§ GOAL OF THE EXERCISE: Your job is to retype all of the data word for word, leaving every image out.

§ RECORD SET:
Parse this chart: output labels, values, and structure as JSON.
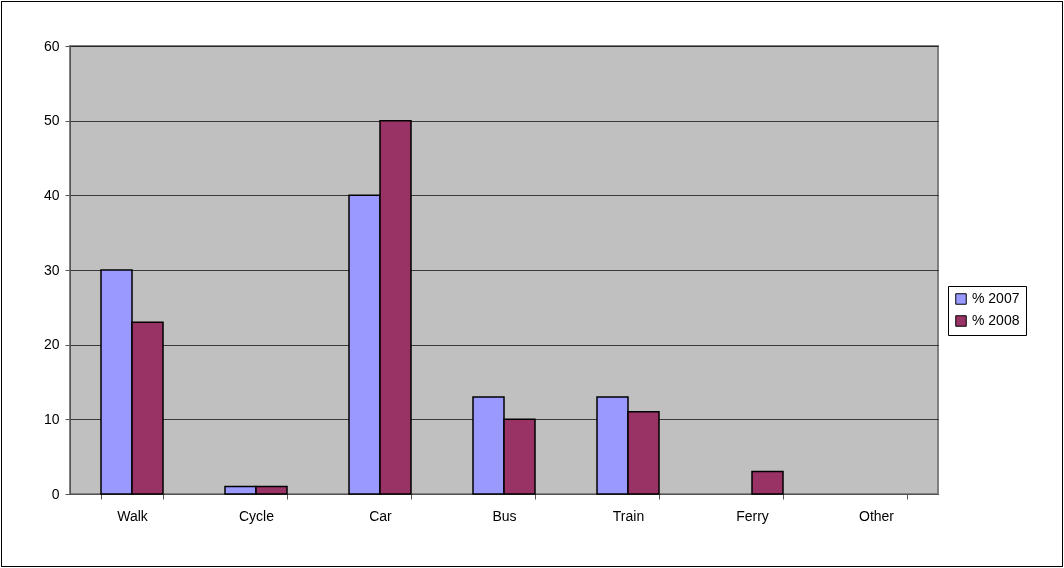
{
  "chart_data": {
    "type": "bar",
    "categories": [
      "Walk",
      "Cycle",
      "Car",
      "Bus",
      "Train",
      "Ferry",
      "Other"
    ],
    "series": [
      {
        "name": "% 2007",
        "color": "#9999ff",
        "values": [
          30,
          1,
          40,
          13,
          13,
          0,
          0
        ]
      },
      {
        "name": "% 2008",
        "color": "#993366",
        "values": [
          23,
          1,
          50,
          10,
          11,
          3,
          0
        ]
      }
    ],
    "ylim": [
      0,
      60
    ],
    "yticks": [
      0,
      10,
      20,
      30,
      40,
      50,
      60
    ],
    "grid": "y",
    "legend": "right"
  }
}
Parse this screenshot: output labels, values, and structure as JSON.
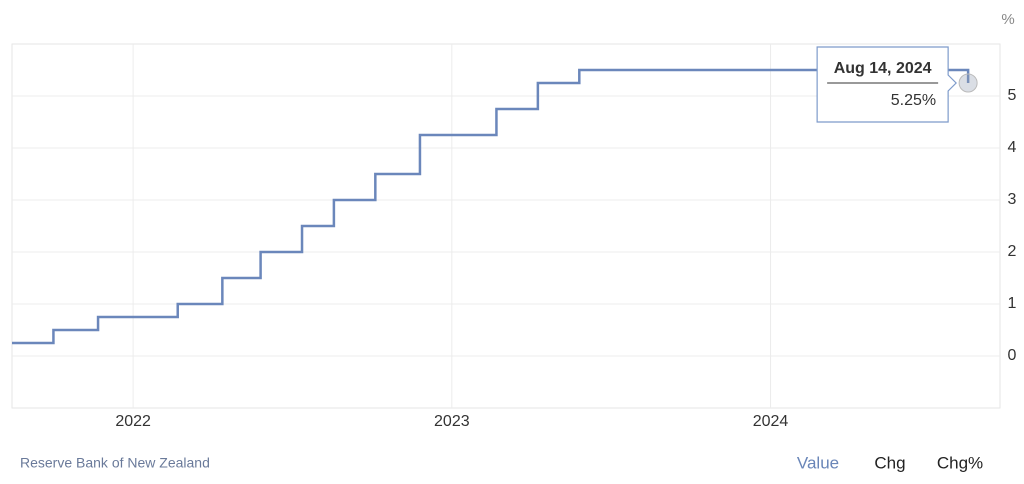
{
  "chart_data": {
    "type": "line",
    "step": true,
    "unit": "%",
    "x": [
      2021.62,
      2021.75,
      2021.89,
      2022.14,
      2022.28,
      2022.4,
      2022.53,
      2022.63,
      2022.76,
      2022.9,
      2023.14,
      2023.27,
      2023.4,
      2024.62
    ],
    "series": [
      {
        "color": "#6b87bb",
        "values": [
          0.25,
          0.5,
          0.75,
          1,
          1.5,
          2,
          2.5,
          3,
          3.5,
          4.25,
          4.75,
          5.25,
          5.5,
          5.25
        ]
      }
    ],
    "xlim": [
      2021.62,
      2024.72
    ],
    "xticks": [
      2022,
      2023,
      2024
    ],
    "ylim": [
      -1,
      6
    ],
    "yticks": [
      0,
      1,
      2,
      3,
      4,
      5
    ],
    "grid": true,
    "y_axis_side": "right",
    "tooltip": {
      "date": "Aug 14, 2024",
      "label": "5.25%"
    },
    "source": "Reserve Bank of New Zealand",
    "tabs": [
      "Value",
      "Chg",
      "Chg%"
    ]
  }
}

§ FINAL RESULT:
Parse this chart: output labels, values, and structure as JSON.
{
  "chart_data": {
    "type": "bar",
    "categories": [
      "Walk",
      "Cycle",
      "Car",
      "Bus",
      "Train",
      "Ferry",
      "Other"
    ],
    "series": [
      {
        "name": "% 2007",
        "color": "#9999ff",
        "values": [
          30,
          1,
          40,
          13,
          13,
          0,
          0
        ]
      },
      {
        "name": "% 2008",
        "color": "#993366",
        "values": [
          23,
          1,
          50,
          10,
          11,
          3,
          0
        ]
      }
    ],
    "ylim": [
      0,
      60
    ],
    "yticks": [
      0,
      10,
      20,
      30,
      40,
      50,
      60
    ],
    "grid": "y",
    "legend": "right"
  }
}
Parse this screenshot: output labels, values, and structure as JSON.
{
  "chart_data": {
    "type": "line",
    "step": true,
    "unit": "%",
    "x": [
      2021.62,
      2021.75,
      2021.89,
      2022.14,
      2022.28,
      2022.4,
      2022.53,
      2022.63,
      2022.76,
      2022.9,
      2023.14,
      2023.27,
      2023.4,
      2024.62
    ],
    "series": [
      {
        "color": "#6b87bb",
        "values": [
          0.25,
          0.5,
          0.75,
          1,
          1.5,
          2,
          2.5,
          3,
          3.5,
          4.25,
          4.75,
          5.25,
          5.5,
          5.25
        ]
      }
    ],
    "xlim": [
      2021.62,
      2024.72
    ],
    "xticks": [
      2022,
      2023,
      2024
    ],
    "ylim": [
      -1,
      6
    ],
    "yticks": [
      0,
      1,
      2,
      3,
      4,
      5
    ],
    "grid": true,
    "y_axis_side": "right",
    "tooltip": {
      "date": "Aug 14, 2024",
      "label": "5.25%"
    },
    "source": "Reserve Bank of New Zealand",
    "tabs": [
      "Value",
      "Chg",
      "Chg%"
    ]
  }
}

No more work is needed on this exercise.